** BEGIN **

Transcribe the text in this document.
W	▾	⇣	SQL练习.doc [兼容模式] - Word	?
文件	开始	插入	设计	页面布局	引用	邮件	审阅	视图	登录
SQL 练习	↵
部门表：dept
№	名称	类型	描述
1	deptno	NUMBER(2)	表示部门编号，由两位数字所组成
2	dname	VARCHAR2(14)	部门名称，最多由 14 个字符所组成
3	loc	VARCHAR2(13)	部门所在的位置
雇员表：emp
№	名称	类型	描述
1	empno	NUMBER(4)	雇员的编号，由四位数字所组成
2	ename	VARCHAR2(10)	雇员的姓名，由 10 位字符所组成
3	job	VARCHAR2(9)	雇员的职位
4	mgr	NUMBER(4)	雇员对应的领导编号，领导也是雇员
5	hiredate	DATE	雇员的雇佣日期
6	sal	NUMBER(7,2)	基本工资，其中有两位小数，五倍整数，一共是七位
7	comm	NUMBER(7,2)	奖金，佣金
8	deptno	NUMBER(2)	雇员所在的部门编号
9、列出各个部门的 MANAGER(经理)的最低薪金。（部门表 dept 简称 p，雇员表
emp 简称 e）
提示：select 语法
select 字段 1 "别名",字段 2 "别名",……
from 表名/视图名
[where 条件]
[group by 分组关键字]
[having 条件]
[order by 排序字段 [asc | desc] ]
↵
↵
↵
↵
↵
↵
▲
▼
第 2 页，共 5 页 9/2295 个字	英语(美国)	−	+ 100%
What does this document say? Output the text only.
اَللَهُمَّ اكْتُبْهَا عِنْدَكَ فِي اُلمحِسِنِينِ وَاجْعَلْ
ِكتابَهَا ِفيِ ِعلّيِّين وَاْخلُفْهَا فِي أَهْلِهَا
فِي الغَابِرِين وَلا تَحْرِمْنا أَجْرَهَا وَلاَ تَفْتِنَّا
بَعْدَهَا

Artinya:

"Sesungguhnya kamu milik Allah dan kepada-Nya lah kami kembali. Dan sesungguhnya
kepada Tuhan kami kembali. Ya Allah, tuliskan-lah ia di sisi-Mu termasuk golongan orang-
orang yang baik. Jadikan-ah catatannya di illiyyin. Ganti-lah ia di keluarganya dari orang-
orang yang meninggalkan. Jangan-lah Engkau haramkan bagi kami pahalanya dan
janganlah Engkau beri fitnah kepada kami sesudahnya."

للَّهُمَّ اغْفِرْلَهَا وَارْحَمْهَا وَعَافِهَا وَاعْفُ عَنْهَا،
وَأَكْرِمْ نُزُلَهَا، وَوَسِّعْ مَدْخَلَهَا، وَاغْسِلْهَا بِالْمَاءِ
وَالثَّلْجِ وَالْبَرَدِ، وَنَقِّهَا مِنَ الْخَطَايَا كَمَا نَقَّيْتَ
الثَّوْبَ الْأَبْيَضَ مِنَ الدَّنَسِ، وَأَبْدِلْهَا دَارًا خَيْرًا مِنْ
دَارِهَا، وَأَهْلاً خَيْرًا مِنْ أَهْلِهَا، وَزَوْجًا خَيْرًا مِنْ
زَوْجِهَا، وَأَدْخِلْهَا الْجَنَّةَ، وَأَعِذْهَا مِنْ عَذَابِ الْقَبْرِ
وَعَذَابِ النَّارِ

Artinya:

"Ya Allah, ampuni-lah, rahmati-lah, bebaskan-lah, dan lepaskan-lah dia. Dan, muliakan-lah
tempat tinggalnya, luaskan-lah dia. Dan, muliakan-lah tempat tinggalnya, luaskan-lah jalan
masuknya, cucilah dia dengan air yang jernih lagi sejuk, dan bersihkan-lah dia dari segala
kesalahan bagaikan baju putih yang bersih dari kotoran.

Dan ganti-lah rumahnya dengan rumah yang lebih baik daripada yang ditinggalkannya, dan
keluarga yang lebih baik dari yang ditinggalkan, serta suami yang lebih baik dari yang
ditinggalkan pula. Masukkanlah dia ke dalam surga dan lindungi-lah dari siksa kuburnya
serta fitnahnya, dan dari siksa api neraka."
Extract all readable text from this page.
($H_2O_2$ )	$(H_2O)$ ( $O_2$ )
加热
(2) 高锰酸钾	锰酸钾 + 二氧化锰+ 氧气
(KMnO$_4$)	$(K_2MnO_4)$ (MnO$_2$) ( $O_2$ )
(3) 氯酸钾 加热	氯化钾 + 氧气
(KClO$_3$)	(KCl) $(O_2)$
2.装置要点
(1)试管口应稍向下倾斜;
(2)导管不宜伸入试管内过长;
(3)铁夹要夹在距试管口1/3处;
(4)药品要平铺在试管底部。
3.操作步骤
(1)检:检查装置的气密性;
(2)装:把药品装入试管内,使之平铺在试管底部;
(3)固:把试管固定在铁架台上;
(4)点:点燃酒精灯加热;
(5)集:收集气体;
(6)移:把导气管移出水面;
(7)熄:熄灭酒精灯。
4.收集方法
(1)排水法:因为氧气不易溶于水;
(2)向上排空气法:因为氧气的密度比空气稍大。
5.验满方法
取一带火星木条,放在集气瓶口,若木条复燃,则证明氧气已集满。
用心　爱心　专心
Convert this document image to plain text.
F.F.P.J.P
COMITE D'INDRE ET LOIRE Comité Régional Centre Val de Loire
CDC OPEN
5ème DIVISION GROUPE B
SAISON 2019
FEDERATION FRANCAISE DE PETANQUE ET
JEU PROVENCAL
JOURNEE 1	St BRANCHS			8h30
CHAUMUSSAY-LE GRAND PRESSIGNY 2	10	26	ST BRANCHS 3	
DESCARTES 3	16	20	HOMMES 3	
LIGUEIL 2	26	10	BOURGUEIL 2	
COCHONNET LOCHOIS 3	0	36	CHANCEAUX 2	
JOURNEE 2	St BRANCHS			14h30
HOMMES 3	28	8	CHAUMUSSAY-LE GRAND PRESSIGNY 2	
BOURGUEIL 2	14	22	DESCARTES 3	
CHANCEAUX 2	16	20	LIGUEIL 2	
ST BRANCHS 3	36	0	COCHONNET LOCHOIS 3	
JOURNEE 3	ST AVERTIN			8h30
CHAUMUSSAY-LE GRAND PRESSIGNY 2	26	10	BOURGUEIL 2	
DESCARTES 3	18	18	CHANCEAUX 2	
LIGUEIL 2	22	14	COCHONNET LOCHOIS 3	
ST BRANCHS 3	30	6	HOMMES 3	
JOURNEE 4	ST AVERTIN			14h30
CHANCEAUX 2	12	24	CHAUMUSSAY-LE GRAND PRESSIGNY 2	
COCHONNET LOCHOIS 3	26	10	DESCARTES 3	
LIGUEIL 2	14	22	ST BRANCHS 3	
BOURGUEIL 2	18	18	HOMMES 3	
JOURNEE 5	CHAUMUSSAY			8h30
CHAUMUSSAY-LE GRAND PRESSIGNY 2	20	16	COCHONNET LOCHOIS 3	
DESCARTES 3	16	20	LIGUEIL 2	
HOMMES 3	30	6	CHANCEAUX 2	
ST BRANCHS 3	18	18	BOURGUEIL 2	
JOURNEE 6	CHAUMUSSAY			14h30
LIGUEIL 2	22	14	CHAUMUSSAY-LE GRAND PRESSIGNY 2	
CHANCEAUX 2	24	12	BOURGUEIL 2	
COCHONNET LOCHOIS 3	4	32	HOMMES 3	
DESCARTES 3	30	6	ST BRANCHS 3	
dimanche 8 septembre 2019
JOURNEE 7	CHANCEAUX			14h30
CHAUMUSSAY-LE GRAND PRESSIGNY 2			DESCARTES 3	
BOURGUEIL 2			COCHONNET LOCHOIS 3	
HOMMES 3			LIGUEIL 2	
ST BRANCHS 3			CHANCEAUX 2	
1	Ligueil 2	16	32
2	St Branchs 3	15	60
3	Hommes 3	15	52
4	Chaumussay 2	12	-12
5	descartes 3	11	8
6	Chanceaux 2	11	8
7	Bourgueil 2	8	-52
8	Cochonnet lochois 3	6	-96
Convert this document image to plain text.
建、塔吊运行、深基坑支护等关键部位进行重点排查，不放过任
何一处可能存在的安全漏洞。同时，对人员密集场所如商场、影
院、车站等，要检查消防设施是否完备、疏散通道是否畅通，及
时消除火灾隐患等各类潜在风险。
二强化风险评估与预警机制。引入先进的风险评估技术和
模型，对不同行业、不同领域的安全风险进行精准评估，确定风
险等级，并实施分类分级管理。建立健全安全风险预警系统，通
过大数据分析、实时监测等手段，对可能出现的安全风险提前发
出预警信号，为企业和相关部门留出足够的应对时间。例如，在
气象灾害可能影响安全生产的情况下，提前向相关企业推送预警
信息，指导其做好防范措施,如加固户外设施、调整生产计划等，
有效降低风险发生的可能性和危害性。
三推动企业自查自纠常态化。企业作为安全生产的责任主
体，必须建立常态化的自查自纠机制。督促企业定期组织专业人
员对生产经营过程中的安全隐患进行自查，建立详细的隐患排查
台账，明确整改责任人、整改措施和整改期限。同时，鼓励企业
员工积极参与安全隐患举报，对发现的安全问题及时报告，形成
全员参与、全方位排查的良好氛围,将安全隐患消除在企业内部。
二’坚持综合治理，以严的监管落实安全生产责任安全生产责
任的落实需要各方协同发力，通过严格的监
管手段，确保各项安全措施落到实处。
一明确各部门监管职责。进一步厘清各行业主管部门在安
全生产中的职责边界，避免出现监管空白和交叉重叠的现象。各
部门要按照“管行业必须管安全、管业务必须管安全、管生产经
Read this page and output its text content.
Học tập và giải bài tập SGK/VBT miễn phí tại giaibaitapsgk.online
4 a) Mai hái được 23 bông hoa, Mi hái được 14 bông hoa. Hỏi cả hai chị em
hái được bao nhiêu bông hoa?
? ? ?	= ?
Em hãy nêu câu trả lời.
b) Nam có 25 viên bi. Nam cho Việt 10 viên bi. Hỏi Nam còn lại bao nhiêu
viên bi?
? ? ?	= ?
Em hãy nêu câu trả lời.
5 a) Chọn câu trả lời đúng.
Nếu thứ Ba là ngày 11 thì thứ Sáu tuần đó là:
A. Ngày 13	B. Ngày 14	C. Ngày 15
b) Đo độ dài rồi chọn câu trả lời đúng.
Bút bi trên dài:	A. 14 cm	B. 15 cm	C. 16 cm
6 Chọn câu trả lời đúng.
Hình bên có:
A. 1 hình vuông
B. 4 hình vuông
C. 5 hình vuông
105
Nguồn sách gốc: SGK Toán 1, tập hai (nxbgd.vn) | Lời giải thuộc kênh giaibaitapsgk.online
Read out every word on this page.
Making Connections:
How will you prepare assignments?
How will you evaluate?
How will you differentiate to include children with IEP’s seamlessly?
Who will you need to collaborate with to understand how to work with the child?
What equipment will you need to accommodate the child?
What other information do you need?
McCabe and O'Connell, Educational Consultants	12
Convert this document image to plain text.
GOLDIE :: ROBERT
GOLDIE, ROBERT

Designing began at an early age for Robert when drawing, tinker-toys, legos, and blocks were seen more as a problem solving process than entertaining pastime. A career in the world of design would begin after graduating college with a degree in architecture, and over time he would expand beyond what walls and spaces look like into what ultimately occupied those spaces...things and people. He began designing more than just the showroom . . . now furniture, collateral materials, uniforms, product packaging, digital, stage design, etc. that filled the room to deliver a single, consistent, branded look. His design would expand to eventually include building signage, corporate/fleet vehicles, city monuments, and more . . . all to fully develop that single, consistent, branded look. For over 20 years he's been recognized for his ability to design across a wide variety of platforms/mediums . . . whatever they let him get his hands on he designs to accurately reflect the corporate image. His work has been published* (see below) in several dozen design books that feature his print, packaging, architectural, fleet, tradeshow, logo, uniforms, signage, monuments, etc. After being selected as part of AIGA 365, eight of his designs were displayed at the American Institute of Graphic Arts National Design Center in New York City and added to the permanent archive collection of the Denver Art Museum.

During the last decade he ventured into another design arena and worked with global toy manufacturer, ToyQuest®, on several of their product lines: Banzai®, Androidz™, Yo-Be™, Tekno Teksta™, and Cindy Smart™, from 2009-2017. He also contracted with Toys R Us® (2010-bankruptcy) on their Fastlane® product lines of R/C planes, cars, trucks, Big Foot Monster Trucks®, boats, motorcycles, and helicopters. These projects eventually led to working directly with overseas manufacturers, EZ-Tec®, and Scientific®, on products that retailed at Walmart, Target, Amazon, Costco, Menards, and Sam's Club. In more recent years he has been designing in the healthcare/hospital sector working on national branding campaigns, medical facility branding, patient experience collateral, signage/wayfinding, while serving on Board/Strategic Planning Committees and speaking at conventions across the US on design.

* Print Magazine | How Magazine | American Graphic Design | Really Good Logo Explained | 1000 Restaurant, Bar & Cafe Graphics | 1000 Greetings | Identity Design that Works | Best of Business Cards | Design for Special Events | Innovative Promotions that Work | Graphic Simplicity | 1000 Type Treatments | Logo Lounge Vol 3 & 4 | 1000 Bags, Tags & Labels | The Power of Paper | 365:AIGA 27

** END **

EXERCISE — Search the lines for the string "Allah" and copy every line that has it.

RESULT FOR THIS TASK —
"Sesungguhnya kamu milik Allah dan kepada-Nya lah kami kembali. Dan sesungguhnya
kepada Tuhan kami kembali. Ya Allah, tuliskan-lah ia di sisi-Mu termasuk golongan orang-
"Ya Allah, ampuni-lah, rahmati-lah, bebaskan-lah, dan lepaskan-lah dia. Dan, muliakan-lah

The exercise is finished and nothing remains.